▶ _YOUR INSTRUCTIONS_
The exercise asks you to copy every line below in which "color" appears.

-------- DATASET EXTRACT

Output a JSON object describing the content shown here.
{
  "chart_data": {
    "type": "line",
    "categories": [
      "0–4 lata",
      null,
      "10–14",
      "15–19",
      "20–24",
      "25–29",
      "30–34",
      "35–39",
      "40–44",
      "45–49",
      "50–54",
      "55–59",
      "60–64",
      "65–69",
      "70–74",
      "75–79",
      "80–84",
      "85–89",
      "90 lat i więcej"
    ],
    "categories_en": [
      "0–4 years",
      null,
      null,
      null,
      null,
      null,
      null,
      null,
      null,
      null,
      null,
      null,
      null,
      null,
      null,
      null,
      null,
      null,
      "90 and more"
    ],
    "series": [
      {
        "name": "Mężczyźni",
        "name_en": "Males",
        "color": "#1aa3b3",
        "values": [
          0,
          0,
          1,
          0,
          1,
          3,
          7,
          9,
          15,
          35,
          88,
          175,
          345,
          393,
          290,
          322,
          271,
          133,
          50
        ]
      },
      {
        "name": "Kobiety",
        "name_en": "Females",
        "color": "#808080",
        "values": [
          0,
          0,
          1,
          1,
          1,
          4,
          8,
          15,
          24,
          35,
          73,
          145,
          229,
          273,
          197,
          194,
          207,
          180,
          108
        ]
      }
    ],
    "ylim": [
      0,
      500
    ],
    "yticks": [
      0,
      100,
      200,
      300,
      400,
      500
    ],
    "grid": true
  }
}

----------------
-------- DATASET EXTRACT

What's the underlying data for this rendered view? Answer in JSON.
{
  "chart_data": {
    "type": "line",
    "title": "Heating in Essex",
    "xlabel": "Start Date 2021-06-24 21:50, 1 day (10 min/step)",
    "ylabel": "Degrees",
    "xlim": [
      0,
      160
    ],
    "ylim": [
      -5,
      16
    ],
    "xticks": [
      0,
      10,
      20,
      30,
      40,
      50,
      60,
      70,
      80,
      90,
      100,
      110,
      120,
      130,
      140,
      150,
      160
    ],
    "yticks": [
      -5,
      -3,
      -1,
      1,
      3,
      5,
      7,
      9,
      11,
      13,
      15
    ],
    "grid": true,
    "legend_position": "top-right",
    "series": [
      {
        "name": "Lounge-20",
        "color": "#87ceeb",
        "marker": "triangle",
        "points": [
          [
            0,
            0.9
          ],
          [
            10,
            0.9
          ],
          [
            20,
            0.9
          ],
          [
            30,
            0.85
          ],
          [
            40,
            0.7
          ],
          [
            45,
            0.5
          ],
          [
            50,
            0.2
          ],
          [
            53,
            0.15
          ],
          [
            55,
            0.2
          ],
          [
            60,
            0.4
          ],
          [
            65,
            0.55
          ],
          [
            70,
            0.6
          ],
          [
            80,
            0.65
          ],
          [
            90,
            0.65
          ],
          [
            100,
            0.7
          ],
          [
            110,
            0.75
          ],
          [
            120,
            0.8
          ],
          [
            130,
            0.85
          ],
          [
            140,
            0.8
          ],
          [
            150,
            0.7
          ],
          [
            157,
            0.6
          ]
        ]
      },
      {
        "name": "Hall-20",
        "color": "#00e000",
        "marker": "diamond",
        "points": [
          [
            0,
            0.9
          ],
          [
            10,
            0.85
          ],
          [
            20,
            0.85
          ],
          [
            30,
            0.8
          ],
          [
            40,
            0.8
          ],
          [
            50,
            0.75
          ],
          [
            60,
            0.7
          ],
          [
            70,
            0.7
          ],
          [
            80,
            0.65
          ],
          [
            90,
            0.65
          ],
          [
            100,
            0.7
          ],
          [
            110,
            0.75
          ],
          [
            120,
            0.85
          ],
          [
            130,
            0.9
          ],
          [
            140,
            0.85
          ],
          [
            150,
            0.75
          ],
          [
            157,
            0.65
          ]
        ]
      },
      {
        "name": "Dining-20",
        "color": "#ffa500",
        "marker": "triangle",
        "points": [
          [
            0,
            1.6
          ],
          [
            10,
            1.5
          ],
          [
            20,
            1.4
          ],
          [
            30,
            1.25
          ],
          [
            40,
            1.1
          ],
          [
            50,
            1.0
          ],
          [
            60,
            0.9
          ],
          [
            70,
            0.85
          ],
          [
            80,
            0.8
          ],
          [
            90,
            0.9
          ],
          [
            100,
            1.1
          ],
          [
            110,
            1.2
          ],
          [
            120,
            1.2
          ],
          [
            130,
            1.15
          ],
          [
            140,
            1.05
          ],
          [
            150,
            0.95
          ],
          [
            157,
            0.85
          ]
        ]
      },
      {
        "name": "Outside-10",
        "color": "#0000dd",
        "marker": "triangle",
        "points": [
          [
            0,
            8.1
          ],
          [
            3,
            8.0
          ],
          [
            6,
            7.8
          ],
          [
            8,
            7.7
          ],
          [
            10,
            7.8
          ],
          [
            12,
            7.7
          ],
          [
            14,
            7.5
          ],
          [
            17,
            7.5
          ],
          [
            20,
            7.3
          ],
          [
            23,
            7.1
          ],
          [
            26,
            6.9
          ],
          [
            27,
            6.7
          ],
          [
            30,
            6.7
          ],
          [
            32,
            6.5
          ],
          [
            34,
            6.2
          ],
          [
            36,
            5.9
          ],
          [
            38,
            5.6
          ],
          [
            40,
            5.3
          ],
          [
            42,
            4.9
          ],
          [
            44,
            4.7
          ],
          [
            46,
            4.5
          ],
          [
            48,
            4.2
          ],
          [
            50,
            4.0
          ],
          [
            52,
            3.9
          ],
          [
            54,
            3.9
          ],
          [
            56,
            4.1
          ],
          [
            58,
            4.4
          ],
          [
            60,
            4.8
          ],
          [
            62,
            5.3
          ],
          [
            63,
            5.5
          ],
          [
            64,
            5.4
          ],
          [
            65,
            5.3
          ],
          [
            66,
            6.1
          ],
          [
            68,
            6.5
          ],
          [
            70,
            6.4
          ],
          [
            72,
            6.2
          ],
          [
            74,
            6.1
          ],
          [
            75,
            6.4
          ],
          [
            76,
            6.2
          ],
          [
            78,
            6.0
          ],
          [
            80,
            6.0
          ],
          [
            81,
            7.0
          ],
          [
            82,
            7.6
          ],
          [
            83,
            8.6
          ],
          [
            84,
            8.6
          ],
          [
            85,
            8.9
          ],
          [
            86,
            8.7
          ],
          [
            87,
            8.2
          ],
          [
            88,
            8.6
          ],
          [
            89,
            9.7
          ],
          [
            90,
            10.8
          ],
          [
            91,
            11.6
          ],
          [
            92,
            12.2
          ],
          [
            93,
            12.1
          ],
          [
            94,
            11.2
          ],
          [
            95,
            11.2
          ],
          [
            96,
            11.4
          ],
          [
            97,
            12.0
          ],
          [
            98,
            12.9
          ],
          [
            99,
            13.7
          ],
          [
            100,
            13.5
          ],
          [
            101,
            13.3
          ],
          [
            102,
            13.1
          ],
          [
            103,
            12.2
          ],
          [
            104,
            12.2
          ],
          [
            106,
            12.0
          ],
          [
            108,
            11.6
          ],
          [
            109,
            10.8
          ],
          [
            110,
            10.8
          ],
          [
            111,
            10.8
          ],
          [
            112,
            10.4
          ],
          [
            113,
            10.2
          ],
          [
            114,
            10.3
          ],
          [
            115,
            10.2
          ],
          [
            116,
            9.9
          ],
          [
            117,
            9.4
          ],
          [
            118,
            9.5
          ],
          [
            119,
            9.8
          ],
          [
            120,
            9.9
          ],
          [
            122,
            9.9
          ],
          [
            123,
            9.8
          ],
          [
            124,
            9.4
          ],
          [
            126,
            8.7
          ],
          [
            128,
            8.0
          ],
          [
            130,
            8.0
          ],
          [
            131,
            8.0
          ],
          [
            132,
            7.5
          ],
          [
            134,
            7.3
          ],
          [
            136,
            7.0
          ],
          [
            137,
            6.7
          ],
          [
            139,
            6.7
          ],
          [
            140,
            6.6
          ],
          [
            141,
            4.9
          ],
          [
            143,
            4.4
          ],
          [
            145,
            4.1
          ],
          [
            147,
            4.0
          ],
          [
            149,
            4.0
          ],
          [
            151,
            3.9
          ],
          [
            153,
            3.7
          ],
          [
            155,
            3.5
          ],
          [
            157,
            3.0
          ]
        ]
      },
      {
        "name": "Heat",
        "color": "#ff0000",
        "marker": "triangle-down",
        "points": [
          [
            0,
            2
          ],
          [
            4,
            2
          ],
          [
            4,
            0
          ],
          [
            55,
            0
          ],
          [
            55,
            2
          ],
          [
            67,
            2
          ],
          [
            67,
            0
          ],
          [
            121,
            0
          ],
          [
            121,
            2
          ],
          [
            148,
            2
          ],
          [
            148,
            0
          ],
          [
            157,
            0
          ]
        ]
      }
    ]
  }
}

----------------

▶ _TASK ANSWER_
        "color": "#1aa3b3",
        "color": "#808080",
        "color": "#87ceeb",
        "color": "#00e000",
        "color": "#ffa500",
        "color": "#0000dd",
        "color": "#ff0000",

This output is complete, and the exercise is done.